## INPUT RECORDS:
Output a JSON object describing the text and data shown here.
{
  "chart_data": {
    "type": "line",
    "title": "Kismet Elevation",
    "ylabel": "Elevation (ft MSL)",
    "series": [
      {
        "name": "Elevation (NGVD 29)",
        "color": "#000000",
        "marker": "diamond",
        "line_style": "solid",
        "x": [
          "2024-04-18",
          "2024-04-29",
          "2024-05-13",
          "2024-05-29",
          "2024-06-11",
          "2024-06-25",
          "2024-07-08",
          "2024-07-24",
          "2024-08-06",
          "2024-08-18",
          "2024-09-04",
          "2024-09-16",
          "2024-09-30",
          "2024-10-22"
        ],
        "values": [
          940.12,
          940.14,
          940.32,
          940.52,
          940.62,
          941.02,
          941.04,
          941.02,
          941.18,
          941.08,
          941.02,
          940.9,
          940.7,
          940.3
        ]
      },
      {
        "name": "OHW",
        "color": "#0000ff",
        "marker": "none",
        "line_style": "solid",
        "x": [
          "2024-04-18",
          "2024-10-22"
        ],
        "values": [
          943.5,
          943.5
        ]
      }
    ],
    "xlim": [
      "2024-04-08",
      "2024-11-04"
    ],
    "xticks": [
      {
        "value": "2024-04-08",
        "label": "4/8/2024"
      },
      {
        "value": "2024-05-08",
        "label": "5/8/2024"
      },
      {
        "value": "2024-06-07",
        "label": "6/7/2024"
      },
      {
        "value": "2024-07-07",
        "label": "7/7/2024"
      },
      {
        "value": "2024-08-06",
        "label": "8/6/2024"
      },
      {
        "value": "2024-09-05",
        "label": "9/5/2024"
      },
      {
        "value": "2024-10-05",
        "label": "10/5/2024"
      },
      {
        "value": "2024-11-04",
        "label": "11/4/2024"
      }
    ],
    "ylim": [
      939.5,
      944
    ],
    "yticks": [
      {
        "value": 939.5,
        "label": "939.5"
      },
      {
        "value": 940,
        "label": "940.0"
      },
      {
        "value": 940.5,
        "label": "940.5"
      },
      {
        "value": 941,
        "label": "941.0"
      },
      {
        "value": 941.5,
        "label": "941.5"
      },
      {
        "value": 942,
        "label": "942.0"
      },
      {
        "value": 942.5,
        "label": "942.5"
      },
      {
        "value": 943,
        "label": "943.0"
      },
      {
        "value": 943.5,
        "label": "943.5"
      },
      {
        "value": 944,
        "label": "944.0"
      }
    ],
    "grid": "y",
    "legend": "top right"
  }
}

## EXERCISE GOAL:
The entries above should be repeated exactly, every one of them.

## THE OUTPUT:
Output a JSON object describing the text and data shown here.
{
  "chart_data": {
    "type": "line",
    "title": "Kismet Elevation",
    "ylabel": "Elevation (ft MSL)",
    "series": [
      {
        "name": "Elevation (NGVD 29)",
        "color": "#000000",
        "marker": "diamond",
        "line_style": "solid",
        "x": [
          "2024-04-18",
          "2024-04-29",
          "2024-05-13",
          "2024-05-29",
          "2024-06-11",
          "2024-06-25",
          "2024-07-08",
          "2024-07-24",
          "2024-08-06",
          "2024-08-18",
          "2024-09-04",
          "2024-09-16",
          "2024-09-30",
          "2024-10-22"
        ],
        "values": [
          940.12,
          940.14,
          940.32,
          940.52,
          940.62,
          941.02,
          941.04,
          941.02,
          941.18,
          941.08,
          941.02,
          940.9,
          940.7,
          940.3
        ]
      },
      {
        "name": "OHW",
        "color": "#0000ff",
        "marker": "none",
        "line_style": "solid",
        "x": [
          "2024-04-18",
          "2024-10-22"
        ],
        "values": [
          943.5,
          943.5
        ]
      }
    ],
    "xlim": [
      "2024-04-08",
      "2024-11-04"
    ],
    "xticks": [
      {
        "value": "2024-04-08",
        "label": "4/8/2024"
      },
      {
        "value": "2024-05-08",
        "label": "5/8/2024"
      },
      {
        "value": "2024-06-07",
        "label": "6/7/2024"
      },
      {
        "value": "2024-07-07",
        "label": "7/7/2024"
      },
      {
        "value": "2024-08-06",
        "label": "8/6/2024"
      },
      {
        "value": "2024-09-05",
        "label": "9/5/2024"
      },
      {
        "value": "2024-10-05",
        "label": "10/5/2024"
      },
      {
        "value": "2024-11-04",
        "label": "11/4/2024"
      }
    ],
    "ylim": [
      939.5,
      944
    ],
    "yticks": [
      {
        "value": 939.5,
        "label": "939.5"
      },
      {
        "value": 940,
        "label": "940.0"
      },
      {
        "value": 940.5,
        "label": "940.5"
      },
      {
        "value": 941,
        "label": "941.0"
      },
      {
        "value": 941.5,
        "label": "941.5"
      },
      {
        "value": 942,
        "label": "942.0"
      },
      {
        "value": 942.5,
        "label": "942.5"
      },
      {
        "value": 943,
        "label": "943.0"
      },
      {
        "value": 943.5,
        "label": "943.5"
      },
      {
        "value": 944,
        "label": "944.0"
      }
    ],
    "grid": "y",
    "legend": "top right"
  }
}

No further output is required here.